**SHORT PROBLEM:** Find every line in the records that holds the string "Maria". Copy each one.

• • • • •

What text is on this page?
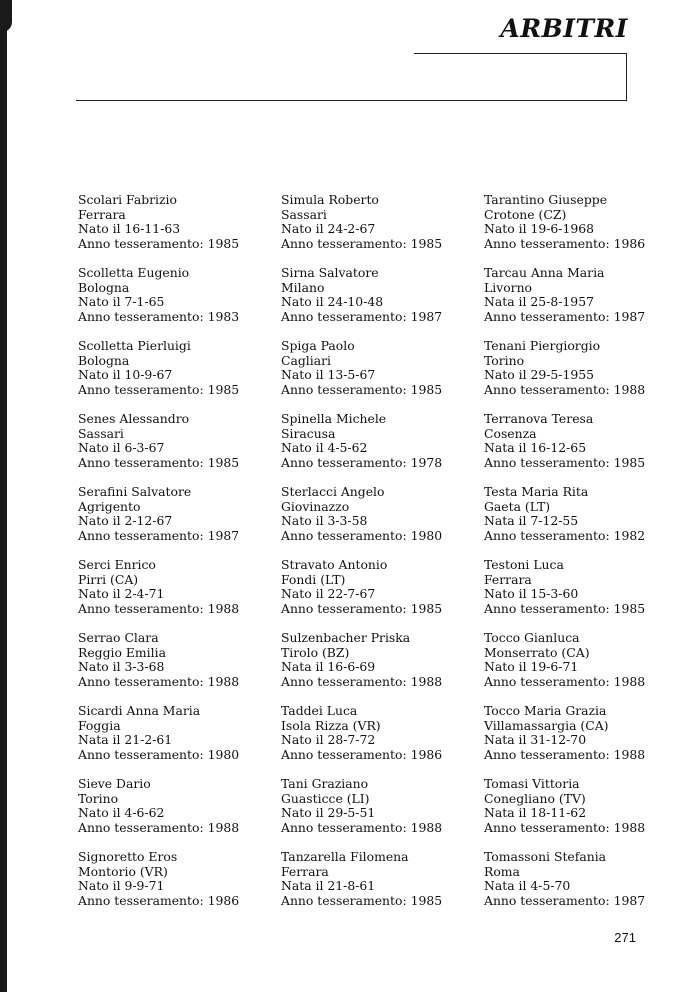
ARBITRI
Scolari Fabrizio
Ferrara
Nato il 16-11-63
Anno tesseramento: 1985
Scolletta Eugenio
Bologna
Nato il 7-1-65
Anno tesseramento: 1983
Scolletta Pierluigi
Bologna
Nato il 10-9-67
Anno tesseramento: 1985
Senes Alessandro
Sassari
Nato il 6-3-67
Anno tesseramento: 1985
Serafini Salvatore
Agrigento
Nato il 2-12-67
Anno tesseramento: 1987
Serci Enrico
Pirri (CA)
Nato il 2-4-71
Anno tesseramento: 1988
Serrao Clara
Reggio Emilia
Nato il 3-3-68
Anno tesseramento: 1988
Sicardi Anna Maria
Foggia
Nata il 21-2-61
Anno tesseramento: 1980
Sieve Dario
Torino
Nato il 4-6-62
Anno tesseramento: 1988
Signoretto Eros
Montorio (VR)
Nato il 9-9-71
Anno tesseramento: 1986
Simula Roberto
Sassari
Nato il 24-2-67
Anno tesseramento: 1985
Sirna Salvatore
Milano
Nato il 24-10-48
Anno tesseramento: 1987
Spiga Paolo
Cagliari
Nato il 13-5-67
Anno tesseramento: 1985
Spinella Michele
Siracusa
Nato il 4-5-62
Anno tesseramento: 1978
Sterlacci Angelo
Giovinazzo
Nato il 3-3-58
Anno tesseramento: 1980
Stravato Antonio
Fondi (LT)
Nato il 22-7-67
Anno tesseramento: 1985
Sulzenbacher Priska
Tirolo (BZ)
Nata il 16-6-69
Anno tesseramento: 1988
Taddei Luca
Isola Rizza (VR)
Nato il 28-7-72
Anno tesseramento: 1986
Tani Graziano
Guasticce (LI)
Nato il 29-5-51
Anno tesseramento: 1988
Tanzarella Filomena
Ferrara
Nata il 21-8-61
Anno tesseramento: 1985
Tarantino Giuseppe
Crotone (CZ)
Nato il 19-6-1968
Anno tesseramento: 1986
Tarcau Anna Maria
Livorno
Nata il 25-8-1957
Anno tesseramento: 1987
Tenani Piergiorgio
Torino
Nato il 29-5-1955
Anno tesseramento: 1988
Terranova Teresa
Cosenza
Nata il 16-12-65
Anno tesseramento: 1985
Testa Maria Rita
Gaeta (LT)
Nata il 7-12-55
Anno tesseramento: 1982
Testoni Luca
Ferrara
Nato il 15-3-60
Anno tesseramento: 1985
Tocco Gianluca
Monserrato (CA)
Nato il 19-6-71
Anno tesseramento: 1988
Tocco Maria Grazia
Villamassargia (CA)
Nata il 31-12-70
Anno tesseramento: 1988
Tomasi Vittoria
Conegliano (TV)
Nata il 18-11-62
Anno tesseramento: 1988
Tomassoni Stefania
Roma
Nata il 4-5-70
Anno tesseramento: 1987
271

• • • • •

**ANSWER TO THIS PROBLEM:**
Sicardi Anna Maria
Tarcau Anna Maria
Testa Maria Rita
Tocco Maria Grazia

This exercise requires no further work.